-- WHAT YOU HAVE TO DO --
Where a line below holds the string "Internal", copy that line.

>> start MATERIAL PROVIDED

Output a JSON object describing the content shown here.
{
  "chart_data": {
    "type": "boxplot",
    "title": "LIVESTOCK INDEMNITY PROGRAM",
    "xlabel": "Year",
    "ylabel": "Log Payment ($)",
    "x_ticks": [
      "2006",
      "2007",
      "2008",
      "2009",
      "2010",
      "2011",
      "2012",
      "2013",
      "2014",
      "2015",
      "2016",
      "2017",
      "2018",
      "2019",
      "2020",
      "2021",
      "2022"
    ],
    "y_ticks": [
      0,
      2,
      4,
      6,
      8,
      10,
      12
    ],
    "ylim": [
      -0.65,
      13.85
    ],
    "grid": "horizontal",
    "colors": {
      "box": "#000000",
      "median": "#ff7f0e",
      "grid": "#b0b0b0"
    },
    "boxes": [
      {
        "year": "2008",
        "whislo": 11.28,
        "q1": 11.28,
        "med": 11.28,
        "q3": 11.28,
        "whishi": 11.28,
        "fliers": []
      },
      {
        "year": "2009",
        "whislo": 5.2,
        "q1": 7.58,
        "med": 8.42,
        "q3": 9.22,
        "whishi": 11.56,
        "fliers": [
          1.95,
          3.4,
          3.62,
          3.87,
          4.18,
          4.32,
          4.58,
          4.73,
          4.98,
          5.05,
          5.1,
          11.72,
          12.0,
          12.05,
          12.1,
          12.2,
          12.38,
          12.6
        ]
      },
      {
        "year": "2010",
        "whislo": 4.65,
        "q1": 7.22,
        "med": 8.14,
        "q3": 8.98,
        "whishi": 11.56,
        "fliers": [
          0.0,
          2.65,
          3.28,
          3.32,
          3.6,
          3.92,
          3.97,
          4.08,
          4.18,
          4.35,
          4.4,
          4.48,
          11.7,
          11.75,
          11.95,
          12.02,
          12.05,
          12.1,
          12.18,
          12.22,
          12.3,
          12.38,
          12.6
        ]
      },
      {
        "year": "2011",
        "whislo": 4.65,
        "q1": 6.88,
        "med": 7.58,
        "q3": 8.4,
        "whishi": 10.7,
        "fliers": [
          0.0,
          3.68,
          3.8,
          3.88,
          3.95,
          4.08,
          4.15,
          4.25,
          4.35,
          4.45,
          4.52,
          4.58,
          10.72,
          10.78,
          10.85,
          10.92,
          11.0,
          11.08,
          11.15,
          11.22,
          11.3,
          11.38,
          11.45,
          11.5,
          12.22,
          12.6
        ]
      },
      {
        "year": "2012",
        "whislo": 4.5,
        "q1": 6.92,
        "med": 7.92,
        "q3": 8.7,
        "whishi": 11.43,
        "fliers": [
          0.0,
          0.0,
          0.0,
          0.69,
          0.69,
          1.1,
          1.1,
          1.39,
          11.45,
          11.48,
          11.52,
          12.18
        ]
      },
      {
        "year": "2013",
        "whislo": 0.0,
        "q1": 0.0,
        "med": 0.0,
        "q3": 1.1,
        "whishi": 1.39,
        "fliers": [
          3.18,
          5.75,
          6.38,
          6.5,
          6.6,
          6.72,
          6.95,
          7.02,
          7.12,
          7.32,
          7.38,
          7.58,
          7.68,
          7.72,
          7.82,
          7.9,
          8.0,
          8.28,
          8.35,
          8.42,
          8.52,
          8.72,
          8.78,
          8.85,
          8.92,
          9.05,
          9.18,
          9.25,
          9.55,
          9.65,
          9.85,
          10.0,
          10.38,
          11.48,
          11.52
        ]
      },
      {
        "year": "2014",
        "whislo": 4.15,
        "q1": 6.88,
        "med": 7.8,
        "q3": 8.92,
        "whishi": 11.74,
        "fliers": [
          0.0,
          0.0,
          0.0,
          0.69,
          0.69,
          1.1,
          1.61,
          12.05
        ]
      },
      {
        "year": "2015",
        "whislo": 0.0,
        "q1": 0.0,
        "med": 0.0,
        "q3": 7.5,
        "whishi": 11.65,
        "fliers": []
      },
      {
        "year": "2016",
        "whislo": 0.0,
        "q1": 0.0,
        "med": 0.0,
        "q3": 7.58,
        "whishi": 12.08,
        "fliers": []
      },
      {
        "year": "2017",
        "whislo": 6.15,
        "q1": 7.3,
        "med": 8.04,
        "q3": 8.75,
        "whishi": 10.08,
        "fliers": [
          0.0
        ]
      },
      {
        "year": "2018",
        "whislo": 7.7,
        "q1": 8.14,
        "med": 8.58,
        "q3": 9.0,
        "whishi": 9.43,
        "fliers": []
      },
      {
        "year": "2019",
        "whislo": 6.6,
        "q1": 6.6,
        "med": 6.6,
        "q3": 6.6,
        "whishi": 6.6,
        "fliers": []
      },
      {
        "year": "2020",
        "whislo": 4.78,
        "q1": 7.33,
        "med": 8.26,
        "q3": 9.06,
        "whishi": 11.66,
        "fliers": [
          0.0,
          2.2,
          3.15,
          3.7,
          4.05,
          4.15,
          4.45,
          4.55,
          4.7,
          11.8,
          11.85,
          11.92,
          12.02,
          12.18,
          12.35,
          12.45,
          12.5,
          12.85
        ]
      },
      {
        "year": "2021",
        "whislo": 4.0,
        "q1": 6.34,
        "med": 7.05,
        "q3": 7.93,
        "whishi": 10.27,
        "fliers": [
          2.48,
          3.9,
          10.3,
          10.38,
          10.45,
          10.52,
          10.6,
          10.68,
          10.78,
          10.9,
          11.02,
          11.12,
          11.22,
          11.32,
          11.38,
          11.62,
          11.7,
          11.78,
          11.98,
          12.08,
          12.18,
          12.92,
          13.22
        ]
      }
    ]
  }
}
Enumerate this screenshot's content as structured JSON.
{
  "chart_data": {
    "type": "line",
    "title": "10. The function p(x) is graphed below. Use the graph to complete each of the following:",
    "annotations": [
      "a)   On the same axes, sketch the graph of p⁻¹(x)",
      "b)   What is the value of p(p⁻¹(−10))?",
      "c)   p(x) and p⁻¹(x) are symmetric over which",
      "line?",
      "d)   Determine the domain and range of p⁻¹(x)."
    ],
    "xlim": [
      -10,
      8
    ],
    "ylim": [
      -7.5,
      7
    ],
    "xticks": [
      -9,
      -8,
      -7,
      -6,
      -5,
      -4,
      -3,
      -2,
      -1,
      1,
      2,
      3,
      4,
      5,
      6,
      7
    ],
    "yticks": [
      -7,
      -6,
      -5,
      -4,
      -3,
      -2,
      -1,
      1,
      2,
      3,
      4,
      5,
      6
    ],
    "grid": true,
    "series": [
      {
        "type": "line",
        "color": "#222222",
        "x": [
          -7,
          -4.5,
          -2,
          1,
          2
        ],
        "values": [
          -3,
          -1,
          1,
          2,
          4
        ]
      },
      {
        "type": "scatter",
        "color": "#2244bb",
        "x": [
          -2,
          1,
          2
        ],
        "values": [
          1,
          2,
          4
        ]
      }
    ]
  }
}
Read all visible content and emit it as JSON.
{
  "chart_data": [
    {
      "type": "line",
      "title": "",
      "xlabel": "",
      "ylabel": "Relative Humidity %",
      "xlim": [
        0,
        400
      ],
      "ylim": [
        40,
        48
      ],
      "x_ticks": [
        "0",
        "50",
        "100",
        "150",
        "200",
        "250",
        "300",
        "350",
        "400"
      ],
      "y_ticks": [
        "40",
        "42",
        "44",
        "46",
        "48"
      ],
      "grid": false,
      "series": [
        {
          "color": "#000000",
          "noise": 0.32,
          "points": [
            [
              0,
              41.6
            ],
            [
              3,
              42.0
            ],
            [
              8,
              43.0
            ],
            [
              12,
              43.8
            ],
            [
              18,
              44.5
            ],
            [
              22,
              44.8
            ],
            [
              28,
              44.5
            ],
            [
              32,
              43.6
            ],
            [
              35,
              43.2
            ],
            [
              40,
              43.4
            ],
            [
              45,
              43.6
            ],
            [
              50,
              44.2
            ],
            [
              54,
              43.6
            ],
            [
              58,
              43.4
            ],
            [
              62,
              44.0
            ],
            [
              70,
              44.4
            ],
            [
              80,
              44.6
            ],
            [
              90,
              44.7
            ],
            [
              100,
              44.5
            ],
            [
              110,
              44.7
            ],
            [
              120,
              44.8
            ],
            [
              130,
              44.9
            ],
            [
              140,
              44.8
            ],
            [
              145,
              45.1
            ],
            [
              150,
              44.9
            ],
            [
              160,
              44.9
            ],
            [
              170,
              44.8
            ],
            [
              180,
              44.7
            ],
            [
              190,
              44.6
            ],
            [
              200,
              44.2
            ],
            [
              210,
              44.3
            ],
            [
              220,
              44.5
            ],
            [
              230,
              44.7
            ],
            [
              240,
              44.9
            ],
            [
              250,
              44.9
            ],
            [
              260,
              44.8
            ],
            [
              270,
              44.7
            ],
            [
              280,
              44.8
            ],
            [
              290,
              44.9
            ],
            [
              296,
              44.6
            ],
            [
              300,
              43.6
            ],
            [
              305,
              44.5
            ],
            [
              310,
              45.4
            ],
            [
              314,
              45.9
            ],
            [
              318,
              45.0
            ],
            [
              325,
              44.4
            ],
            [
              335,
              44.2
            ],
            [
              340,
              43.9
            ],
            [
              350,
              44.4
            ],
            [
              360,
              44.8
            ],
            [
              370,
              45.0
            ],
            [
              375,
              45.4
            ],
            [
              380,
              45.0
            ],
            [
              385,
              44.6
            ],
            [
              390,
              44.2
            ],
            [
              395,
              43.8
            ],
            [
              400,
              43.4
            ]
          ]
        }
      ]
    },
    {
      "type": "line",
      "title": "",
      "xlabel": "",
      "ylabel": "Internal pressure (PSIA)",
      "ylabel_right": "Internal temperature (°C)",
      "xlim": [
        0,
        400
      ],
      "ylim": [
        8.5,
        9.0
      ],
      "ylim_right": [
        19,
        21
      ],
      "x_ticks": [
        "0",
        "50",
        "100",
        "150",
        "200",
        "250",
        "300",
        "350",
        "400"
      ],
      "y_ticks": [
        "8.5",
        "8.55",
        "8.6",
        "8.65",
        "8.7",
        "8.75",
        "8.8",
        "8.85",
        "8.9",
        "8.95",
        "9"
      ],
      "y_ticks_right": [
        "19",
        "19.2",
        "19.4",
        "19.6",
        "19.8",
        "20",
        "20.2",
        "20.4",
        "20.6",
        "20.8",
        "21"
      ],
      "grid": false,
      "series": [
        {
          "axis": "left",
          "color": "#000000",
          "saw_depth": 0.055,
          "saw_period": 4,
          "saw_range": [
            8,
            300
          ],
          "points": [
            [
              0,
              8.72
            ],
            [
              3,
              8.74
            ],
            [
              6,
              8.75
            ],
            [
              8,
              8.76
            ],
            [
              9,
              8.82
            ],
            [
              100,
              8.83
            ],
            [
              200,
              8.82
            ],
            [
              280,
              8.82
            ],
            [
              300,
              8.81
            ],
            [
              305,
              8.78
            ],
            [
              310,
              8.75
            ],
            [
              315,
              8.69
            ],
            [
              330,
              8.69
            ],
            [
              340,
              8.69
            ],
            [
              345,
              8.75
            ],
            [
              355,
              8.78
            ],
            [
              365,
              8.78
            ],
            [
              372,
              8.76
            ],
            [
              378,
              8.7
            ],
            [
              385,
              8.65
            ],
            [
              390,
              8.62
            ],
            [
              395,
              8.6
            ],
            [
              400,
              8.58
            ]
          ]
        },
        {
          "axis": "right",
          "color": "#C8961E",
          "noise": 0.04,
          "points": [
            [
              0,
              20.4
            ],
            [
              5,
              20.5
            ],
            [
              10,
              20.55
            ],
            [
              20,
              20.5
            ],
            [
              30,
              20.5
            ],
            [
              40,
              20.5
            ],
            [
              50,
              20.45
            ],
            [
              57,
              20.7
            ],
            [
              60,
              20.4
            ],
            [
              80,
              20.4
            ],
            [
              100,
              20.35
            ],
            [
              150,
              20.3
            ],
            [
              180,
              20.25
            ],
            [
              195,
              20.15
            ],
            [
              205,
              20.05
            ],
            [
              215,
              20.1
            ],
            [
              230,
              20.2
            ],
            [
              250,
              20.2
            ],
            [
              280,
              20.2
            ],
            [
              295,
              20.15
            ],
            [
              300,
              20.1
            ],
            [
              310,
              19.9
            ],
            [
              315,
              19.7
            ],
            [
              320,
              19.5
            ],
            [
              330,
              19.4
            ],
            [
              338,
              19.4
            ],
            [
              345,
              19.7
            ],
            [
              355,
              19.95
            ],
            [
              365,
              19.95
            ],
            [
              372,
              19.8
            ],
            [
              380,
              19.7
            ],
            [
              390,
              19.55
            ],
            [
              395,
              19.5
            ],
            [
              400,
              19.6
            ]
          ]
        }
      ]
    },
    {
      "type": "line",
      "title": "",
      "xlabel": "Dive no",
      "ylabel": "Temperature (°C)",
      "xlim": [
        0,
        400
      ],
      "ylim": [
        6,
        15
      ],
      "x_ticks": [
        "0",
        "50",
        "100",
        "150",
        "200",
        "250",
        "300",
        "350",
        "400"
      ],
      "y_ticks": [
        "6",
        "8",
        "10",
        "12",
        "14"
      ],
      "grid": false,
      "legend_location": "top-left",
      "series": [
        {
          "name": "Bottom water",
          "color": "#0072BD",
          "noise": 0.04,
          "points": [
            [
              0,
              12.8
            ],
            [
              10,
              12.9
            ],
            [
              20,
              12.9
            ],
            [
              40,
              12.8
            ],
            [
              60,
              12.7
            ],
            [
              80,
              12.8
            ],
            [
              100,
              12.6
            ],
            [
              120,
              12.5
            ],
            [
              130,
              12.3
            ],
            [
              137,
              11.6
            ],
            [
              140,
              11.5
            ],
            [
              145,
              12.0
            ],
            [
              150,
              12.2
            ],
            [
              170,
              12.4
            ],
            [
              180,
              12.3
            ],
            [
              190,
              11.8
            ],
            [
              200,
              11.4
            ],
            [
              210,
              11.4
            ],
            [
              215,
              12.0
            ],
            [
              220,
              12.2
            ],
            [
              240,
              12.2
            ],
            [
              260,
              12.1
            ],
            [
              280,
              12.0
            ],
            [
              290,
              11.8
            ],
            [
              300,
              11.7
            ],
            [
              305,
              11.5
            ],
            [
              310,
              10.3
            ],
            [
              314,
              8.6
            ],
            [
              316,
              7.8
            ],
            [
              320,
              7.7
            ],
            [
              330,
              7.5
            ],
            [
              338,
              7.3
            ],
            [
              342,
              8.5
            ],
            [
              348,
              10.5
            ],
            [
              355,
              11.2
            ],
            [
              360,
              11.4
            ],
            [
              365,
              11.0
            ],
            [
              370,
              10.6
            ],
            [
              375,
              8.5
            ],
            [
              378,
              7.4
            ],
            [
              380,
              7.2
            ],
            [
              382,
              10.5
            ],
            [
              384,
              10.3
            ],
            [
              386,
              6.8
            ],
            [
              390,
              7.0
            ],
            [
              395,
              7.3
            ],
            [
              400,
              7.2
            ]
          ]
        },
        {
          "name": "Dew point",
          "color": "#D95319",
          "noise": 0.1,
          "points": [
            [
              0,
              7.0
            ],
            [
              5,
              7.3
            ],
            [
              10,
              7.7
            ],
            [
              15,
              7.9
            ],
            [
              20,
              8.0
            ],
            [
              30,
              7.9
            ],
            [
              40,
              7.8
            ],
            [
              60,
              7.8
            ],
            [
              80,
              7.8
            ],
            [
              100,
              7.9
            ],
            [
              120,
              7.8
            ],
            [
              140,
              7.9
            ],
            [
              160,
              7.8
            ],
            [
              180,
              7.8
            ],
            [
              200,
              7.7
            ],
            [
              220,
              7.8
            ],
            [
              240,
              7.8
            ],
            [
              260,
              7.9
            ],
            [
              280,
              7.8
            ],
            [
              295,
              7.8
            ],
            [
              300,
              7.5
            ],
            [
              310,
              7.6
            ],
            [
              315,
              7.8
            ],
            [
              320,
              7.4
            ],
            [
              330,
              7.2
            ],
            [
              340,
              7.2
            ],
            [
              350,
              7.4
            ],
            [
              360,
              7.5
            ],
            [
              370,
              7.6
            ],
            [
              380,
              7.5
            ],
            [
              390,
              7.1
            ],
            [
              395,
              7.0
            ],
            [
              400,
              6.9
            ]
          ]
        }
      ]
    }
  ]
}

>> end MATERIAL PROVIDED

-- THE REPLY --
      "ylabel": "Internal pressure (PSIA)",
      "ylabel_right": "Internal temperature (°C)",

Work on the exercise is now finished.